Exercise details: Gather every line below where "libanyak" appears.

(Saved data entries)
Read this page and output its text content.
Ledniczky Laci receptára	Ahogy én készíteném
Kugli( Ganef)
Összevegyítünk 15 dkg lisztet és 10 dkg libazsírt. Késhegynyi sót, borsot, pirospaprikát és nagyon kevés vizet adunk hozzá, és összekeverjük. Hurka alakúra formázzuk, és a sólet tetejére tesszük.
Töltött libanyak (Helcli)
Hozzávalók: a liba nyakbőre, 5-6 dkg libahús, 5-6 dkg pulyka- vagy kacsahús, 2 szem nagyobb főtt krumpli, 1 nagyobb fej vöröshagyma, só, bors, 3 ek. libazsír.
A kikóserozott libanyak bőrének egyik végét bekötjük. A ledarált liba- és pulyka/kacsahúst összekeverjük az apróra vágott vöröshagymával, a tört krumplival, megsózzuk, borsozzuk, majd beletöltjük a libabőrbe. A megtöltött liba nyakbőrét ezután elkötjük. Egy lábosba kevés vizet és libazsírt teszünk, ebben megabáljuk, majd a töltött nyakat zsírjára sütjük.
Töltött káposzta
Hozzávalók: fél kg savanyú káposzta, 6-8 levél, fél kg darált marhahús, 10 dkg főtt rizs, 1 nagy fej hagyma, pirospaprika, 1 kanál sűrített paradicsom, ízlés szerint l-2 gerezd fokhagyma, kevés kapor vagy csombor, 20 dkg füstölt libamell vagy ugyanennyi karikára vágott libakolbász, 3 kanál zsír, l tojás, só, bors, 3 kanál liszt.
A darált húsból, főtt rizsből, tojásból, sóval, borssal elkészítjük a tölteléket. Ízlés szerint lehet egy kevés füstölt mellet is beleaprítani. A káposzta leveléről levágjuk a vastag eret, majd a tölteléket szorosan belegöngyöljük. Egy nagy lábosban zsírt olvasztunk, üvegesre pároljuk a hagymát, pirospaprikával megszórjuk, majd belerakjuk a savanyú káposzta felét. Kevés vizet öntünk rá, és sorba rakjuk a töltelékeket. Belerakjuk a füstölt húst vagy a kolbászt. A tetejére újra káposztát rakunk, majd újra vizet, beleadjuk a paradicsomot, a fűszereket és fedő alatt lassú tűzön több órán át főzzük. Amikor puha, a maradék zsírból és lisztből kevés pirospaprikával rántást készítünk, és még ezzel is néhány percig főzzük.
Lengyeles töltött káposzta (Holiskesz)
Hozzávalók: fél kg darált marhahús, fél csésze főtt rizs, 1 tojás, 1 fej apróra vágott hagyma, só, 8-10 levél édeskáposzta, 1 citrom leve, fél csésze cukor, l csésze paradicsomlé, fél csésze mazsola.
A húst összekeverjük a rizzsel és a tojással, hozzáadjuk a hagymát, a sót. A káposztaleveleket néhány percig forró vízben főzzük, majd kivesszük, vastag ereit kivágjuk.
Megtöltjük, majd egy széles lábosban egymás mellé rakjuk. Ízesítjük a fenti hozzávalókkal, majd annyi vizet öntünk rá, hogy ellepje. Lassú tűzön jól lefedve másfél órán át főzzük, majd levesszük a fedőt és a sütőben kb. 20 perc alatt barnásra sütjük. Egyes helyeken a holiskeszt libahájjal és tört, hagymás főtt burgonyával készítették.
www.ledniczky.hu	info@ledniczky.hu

Exercise result:
Töltött libanyak (Helcli)
A kikóserozott libanyak bőrének egyik végét bekötjük. A ledarált liba- és pulyka/kacsahúst összekeverjük az apróra vágott vöröshagymával, a tört krumplival, megsózzuk, borsozzuk, majd beletöltjük a libabőrbe. A megtöltött liba nyakbőrét ezután elkötjük. Egy lábosba kevés vizet és libazsírt teszünk, ebben megabáljuk, majd a töltött nyakat zsírjára sütjük.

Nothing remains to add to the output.